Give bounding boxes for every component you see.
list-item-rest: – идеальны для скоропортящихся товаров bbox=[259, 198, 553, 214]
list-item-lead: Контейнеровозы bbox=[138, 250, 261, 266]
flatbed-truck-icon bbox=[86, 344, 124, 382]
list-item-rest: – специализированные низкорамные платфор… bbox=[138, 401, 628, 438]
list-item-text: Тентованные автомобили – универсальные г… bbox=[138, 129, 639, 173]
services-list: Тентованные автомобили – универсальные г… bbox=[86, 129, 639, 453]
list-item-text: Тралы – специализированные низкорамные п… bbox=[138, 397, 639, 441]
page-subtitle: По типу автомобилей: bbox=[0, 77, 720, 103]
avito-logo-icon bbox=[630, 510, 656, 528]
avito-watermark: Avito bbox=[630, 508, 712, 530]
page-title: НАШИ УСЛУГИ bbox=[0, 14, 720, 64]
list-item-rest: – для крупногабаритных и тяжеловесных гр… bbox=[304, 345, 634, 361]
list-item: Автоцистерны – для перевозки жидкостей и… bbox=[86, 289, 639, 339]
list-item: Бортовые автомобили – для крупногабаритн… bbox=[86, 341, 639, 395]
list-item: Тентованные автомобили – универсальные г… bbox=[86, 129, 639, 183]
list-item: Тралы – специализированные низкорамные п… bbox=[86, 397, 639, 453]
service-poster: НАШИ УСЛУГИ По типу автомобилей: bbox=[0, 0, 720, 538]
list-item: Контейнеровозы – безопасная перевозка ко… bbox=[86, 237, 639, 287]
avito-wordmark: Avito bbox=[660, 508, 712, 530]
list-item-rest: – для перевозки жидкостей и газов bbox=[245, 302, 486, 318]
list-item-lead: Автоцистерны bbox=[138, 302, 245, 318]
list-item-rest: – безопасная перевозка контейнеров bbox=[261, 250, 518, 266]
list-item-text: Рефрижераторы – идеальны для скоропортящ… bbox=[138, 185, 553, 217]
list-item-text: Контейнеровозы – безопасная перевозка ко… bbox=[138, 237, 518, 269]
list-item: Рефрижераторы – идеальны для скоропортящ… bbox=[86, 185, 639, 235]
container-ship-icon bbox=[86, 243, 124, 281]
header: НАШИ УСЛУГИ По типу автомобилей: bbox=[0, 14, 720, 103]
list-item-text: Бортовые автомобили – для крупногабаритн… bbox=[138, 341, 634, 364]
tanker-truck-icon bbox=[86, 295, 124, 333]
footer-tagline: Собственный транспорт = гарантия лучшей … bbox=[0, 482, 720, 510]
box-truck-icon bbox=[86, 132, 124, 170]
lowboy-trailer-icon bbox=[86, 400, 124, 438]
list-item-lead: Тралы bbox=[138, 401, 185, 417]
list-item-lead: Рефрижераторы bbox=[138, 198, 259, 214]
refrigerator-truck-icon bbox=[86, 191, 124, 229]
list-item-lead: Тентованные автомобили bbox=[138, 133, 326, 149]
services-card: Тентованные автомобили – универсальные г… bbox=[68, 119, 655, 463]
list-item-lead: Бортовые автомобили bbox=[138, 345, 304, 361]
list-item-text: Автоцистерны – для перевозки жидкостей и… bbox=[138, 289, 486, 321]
=-=-=
Format every line of the data above as a JSON list of strings, one string per line, with blank lines omitted.

→ **Written response**:
[
  "Give bounding boxes for every component you see.",
  "list-item-rest: – идеальны для скоропортящихся товаров bbox=[259, 198, 553, 214]",
  "list-item-lead: Контейнеровозы bbox=[138, 250, 261, 266]",
  "flatbed-truck-icon bbox=[86, 344, 124, 382]",
  "list-item-rest: – специализированные низкорамные платфор… bbox=[138, 401, 628, 438]",
  "list-item-text: Тентованные автомобили – универсальные г… bbox=[138, 129, 639, 173]",
  "services-list: Тентованные автомобили – универсальные г… bbox=[86, 129, 639, 453]",
  "list-item-text: Тралы – специализированные низкорамные п… bbox=[138, 397, 639, 441]",
  "page-subtitle: По типу автомобилей: bbox=[0, 77, 720, 103]",
  "avito-logo-icon bbox=[630, 510, 656, 528]",
  "avito-watermark: Avito bbox=[630, 508, 712, 530]",
  "page-title: НАШИ УСЛУГИ bbox=[0, 14, 720, 64]",
  "list-item-rest: – для крупногабаритных и тяжеловесных гр… bbox=[304, 345, 634, 361]",
  "list-item: Автоцистерны – для перевозки жидкостей и… bbox=[86, 289, 639, 339]",
  "list-item: Бортовые автомобили – для крупногабаритн… bbox=[86, 341, 639, 395]",
  "list-item: Тентованные автомобили – универсальные г… bbox=[86, 129, 639, 183]",
  "list-item: Тралы – специализированные низкорамные п… bbox=[86, 397, 639, 453]",
  "service-poster: НАШИ УСЛУГИ По типу автомобилей: bbox=[0, 0, 720, 538]",
  "list-item: Контейнеровозы – безопасная перевозка ко… bbox=[86, 237, 639, 287]",
  "avito-wordmark: Avito bbox=[660, 508, 712, 530]",
  "list-item-rest: – для перевозки жидкостей и газов bbox=[245, 302, 486, 318]",
  "list-item-lead: Автоцистерны bbox=[138, 302, 245, 318]",
  "list-item-rest: – безопасная перевозка контейнеров bbox=[261, 250, 518, 266]",
  "list-item-text: Рефрижераторы – идеальны для скоропортящ… bbox=[138, 185, 553, 217]",
  "list-item-text: Контейнеровозы – безопасная перевозка ко… bbox=[138, 237, 518, 269]",
  "list-item: Рефрижераторы – идеальны для скоропортящ… bbox=[86, 185, 639, 235]",
  "container-ship-icon bbox=[86, 243, 124, 281]",
  "header: НАШИ УСЛУГИ По типу автомобилей: bbox=[0, 14, 720, 103]",
  "list-item-text: Бортовые автомобили – для крупногабаритн… bbox=[138, 341, 634, 364]",
  "tanker-truck-icon bbox=[86, 295, 124, 333]",
  "footer-tagline: Собственный транспорт = гарантия лучшей … bbox=[0, 482, 720, 510]",
  "box-truck-icon bbox=[86, 132, 124, 170]",
  "lowboy-trailer-icon bbox=[86, 400, 124, 438]",
  "list-item-lead: Тралы bbox=[138, 401, 185, 417]",
  "list-item-lead: Рефрижераторы bbox=[138, 198, 259, 214]",
  "refrigerator-truck-icon bbox=[86, 191, 124, 229]",
  "list-item-lead: Тентованные автомобили bbox=[138, 133, 326, 149]",
  "services-card: Тентованные автомобили – универсальные г… bbox=[68, 119, 655, 463]",
  "list-item-lead: Бортовые автомобили bbox=[138, 345, 304, 361]",
  "list-item-text: Автоцистерны – для перевозки жидкостей и… bbox=[138, 289, 486, 321]"
]